* _EXERCISE DETAILS_:
Leave out the pictures and repeat everything else in the records exactly.

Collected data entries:
— start —
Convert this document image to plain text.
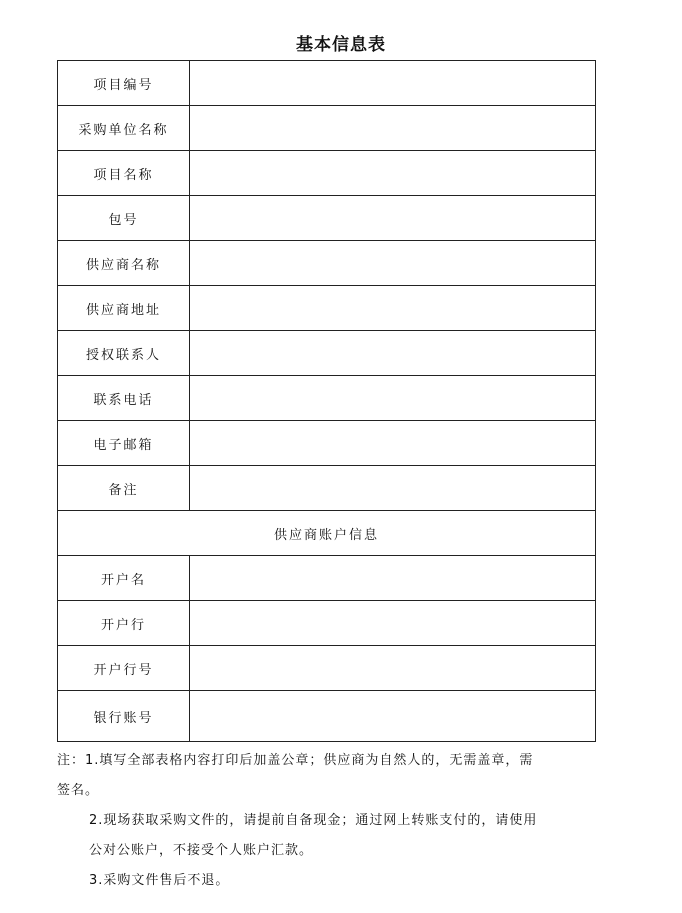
基本信息表
项目编号	
采购单位名称	
项目名称	
包号	
供应商名称	
供应商地址	
授权联系人	
联系电话	
电子邮箱	
备注	
供应商账户信息	
开户名	
开户行	
开户行号	
银行账号	

注：1.填写全部表格内容打印后加盖公章；供应商为自然人的，无需盖章，需

签名。

2.现场获取采购文件的，请提前自备现金；通过网上转账支付的，请使用

公对公账户，不接受个人账户汇款。

3.采购文件售后不退。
— end —
* _COMPLETE OUTPUT_:
Convert this document image to plain text.
基本信息表
项目编号	
采购单位名称	
项目名称	
包号	
供应商名称	
供应商地址	
授权联系人	
联系电话	
电子邮箱	
备注	
供应商账户信息	
开户名	
开户行	
开户行号	
银行账号	

注：1.填写全部表格内容打印后加盖公章；供应商为自然人的，无需盖章，需

签名。

2.现场获取采购文件的，请提前自备现金；通过网上转账支付的，请使用

公对公账户，不接受个人账户汇款。

3.采购文件售后不退。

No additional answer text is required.